** Start RECORDS **

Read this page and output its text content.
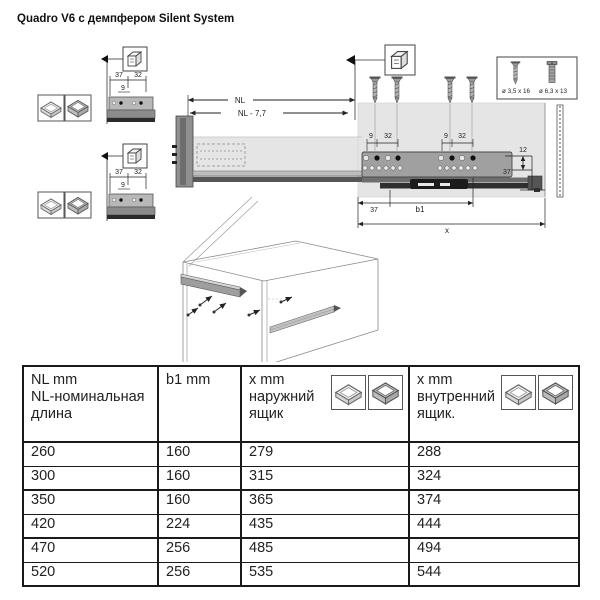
Quadro V6 с демпфером Silent System
37 32
9
37 32
9
NL
NL - 7,7
9 32	9 32
12
37
37	b1
x
ø 3,5 x 16 ø 6,3 x 13
NL mm
NL-номинальная
длина	b1 mm	x mm
наружний
ящик	x mm
внутренний
ящик.

260	160	279	288
300	160	315	324
350	160	365	374
420	224	435	444
470	256	485	494
520	256	535	544
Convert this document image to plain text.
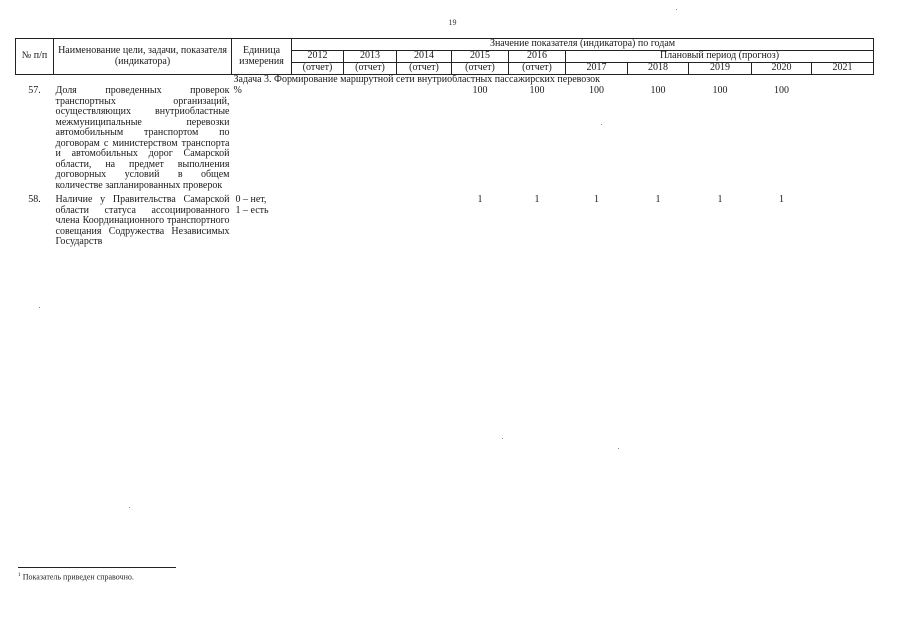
19
№ п/п	Наименование цели, задачи, показателя (индикатора)	Единица измерения	Значение показателя (индикатора) по годам									
			2012	2013	2014	2015	2016	Плановый период (прогноз)				
			(отчет)	(отчет)	(отчет)	(отчет)	(отчет)	2017	2018	2019	2020	2021
		Задача 3. Формирование маршрутной сети внутриобластных пассажирских перевозок										
57.	Доля проведенных проверок транспортных организаций, осуществляющих внутриобластные межмуниципальные перевозки автомобильным транспортом по договорам с министерством транспорта и автомобильных дорог Самарской области, на предмет выполнения договорных условий в общем количестве запланированных проверок	%				100	100	100	100	100	100	
58.	Наличие у Правительства Самарской области статуса ассоциированного члена Координационного транспортного совещания Содружества Независимых Государств	0 – нет,
1 – есть				1	1	1	1	1	1	
$^1$ Показатель приведен справочно.
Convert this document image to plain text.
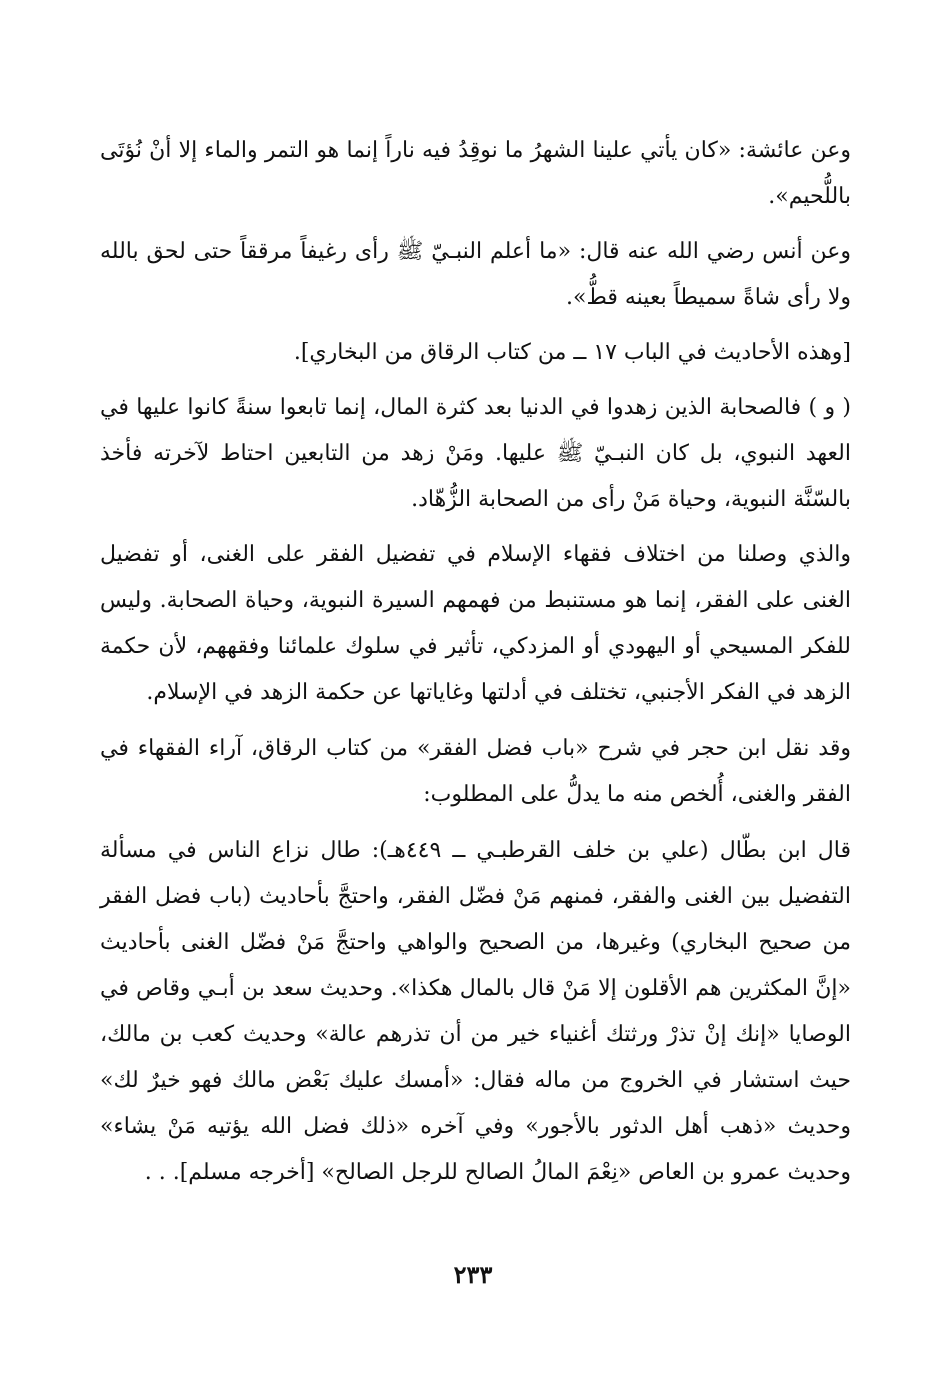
وعن عائشة: «كان يأتي علينا الشهرُ ما نوقِدُ فيه ناراً إنما هو التمر والماء إلا أنْ نُؤتَى باللُّحيم».

وعن أنس رضي الله عنه قال: «ما أعلم النبـيّ ﷺ رأى رغيفاً مرققاً حتى لحق بالله ولا رأى شاةً سميطاً بعينه قطُّ».

[وهذه الأحاديث في الباب ١٧ ــ من كتاب الرقاق من البخاري].

( و ) فالصحابة الذين زهدوا في الدنيا بعد كثرة المال، إنما تابعوا سنةً كانوا عليها في العهد النبوي، بل كان النبـيّ ﷺ عليها. ومَنْ زهد من التابعين احتاط لآخرته فأخذ بالسّنَّة النبوية، وحياة مَنْ رأى من الصحابة الزُّهّاد.

والذي وصلنا من اختلاف فقهاء الإسلام في تفضيل الفقر على الغنى، أو تفضيل الغنى على الفقر، إنما هو مستنبط من فهمهم السيرة النبوية، وحياة الصحابة. وليس للفكر المسيحي أو اليهودي أو المزدكي، تأثير في سلوك علمائنا وفقههم، لأن حكمة الزهد في الفكر الأجنبي، تختلف في أدلتها وغاياتها عن حكمة الزهد في الإسلام.

وقد نقل ابن حجر في شرح «باب فضل الفقر» من كتاب الرقاق، آراء الفقهاء في الفقر والغنى، أُلخص منه ما يدلُّ على المطلوب:

قال ابن بطّال (علي بن خلف القرطبـي ــ ٤٤٩هـ): طال نزاع الناس في مسألة التفضيل بين الغنى والفقر، فمنهم مَنْ فضّل الفقر، واحتجَّ بأحاديث (باب فضل الفقر من صحيح البخاري) وغيرها، من الصحيح والواهي واحتجَّ مَنْ فضّل الغنى بأحاديث «إنَّ المكثرين هم الأقلون إلا مَنْ قال بالمال هكذا». وحديث سعد بن أبـي وقاص في الوصايا «إنك إنْ تذرْ ورثتك أغنياء خير من أن تذرهم عالة» وحديث كعب بن مالك، حيث استشار في الخروج من ماله فقال: «أمسك عليك بَعْض مالك فهو خيرٌ لك» وحديث «ذهب أهل الدثور بالأجور» وفي آخره «ذلك فضل الله يؤتيه مَنْ يشاء» وحديث عمرو بن العاص «نِعْمَ المالُ الصالح للرجل الصالح» [أخرجه مسلم]. . .

٢٣٣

** End RECORDS **

> STATED GOAL:
Copy out all the entries exactly. Images stay out of the copy.

> RESPONSE TO THE EXERCISE:
Read this page and output its text content.
Quadro V6 с демпфером Silent System
37 32
9
37 32
9
NL
NL - 7,7
9 32	9 32
12
37
37	b1
x
ø 3,5 x 16 ø 6,3 x 13
NL mm
NL-номинальная
длина	b1 mm	x mm
наружний
ящик	x mm
внутренний
ящик.

260	160	279	288
300	160	315	324
350	160	365	374
420	224	435	444
470	256	485	494
520	256	535	544
Convert this document image to plain text.
19
№ п/п	Наименование цели, задачи, показателя (индикатора)	Единица измерения	Значение показателя (индикатора) по годам									
			2012	2013	2014	2015	2016	Плановый период (прогноз)				
			(отчет)	(отчет)	(отчет)	(отчет)	(отчет)	2017	2018	2019	2020	2021
		Задача 3. Формирование маршрутной сети внутриобластных пассажирских перевозок										
57.	Доля проведенных проверок транспортных организаций, осуществляющих внутриобластные межмуниципальные перевозки автомобильным транспортом по договорам с министерством транспорта и автомобильных дорог Самарской области, на предмет выполнения договорных условий в общем количестве запланированных проверок	%				100	100	100	100	100	100	
58.	Наличие у Правительства Самарской области статуса ассоциированного члена Координационного транспортного совещания Содружества Независимых Государств	0 – нет,
1 – есть				1	1	1	1	1	1	
$^1$ Показатель приведен справочно.
Convert this document image to plain text.
وعن عائشة: «كان يأتي علينا الشهرُ ما نوقِدُ فيه ناراً إنما هو التمر والماء إلا أنْ نُؤتَى باللُّحيم».

وعن أنس رضي الله عنه قال: «ما أعلم النبـيّ ﷺ رأى رغيفاً مرققاً حتى لحق بالله ولا رأى شاةً سميطاً بعينه قطُّ».

[وهذه الأحاديث في الباب ١٧ ــ من كتاب الرقاق من البخاري].

( و ) فالصحابة الذين زهدوا في الدنيا بعد كثرة المال، إنما تابعوا سنةً كانوا عليها في العهد النبوي، بل كان النبـيّ ﷺ عليها. ومَنْ زهد من التابعين احتاط لآخرته فأخذ بالسّنَّة النبوية، وحياة مَنْ رأى من الصحابة الزُّهّاد.

والذي وصلنا من اختلاف فقهاء الإسلام في تفضيل الفقر على الغنى، أو تفضيل الغنى على الفقر، إنما هو مستنبط من فهمهم السيرة النبوية، وحياة الصحابة. وليس للفكر المسيحي أو اليهودي أو المزدكي، تأثير في سلوك علمائنا وفقههم، لأن حكمة الزهد في الفكر الأجنبي، تختلف في أدلتها وغاياتها عن حكمة الزهد في الإسلام.

وقد نقل ابن حجر في شرح «باب فضل الفقر» من كتاب الرقاق، آراء الفقهاء في الفقر والغنى، أُلخص منه ما يدلُّ على المطلوب:

قال ابن بطّال (علي بن خلف القرطبـي ــ ٤٤٩هـ): طال نزاع الناس في مسألة التفضيل بين الغنى والفقر، فمنهم مَنْ فضّل الفقر، واحتجَّ بأحاديث (باب فضل الفقر من صحيح البخاري) وغيرها، من الصحيح والواهي واحتجَّ مَنْ فضّل الغنى بأحاديث «إنَّ المكثرين هم الأقلون إلا مَنْ قال بالمال هكذا». وحديث سعد بن أبـي وقاص في الوصايا «إنك إنْ تذرْ ورثتك أغنياء خير من أن تذرهم عالة» وحديث كعب بن مالك، حيث استشار في الخروج من ماله فقال: «أمسك عليك بَعْض مالك فهو خيرٌ لك» وحديث «ذهب أهل الدثور بالأجور» وفي آخره «ذلك فضل الله يؤتيه مَنْ يشاء» وحديث عمرو بن العاص «نِعْمَ المالُ الصالح للرجل الصالح» [أخرجه مسلم]. . .

٢٣٣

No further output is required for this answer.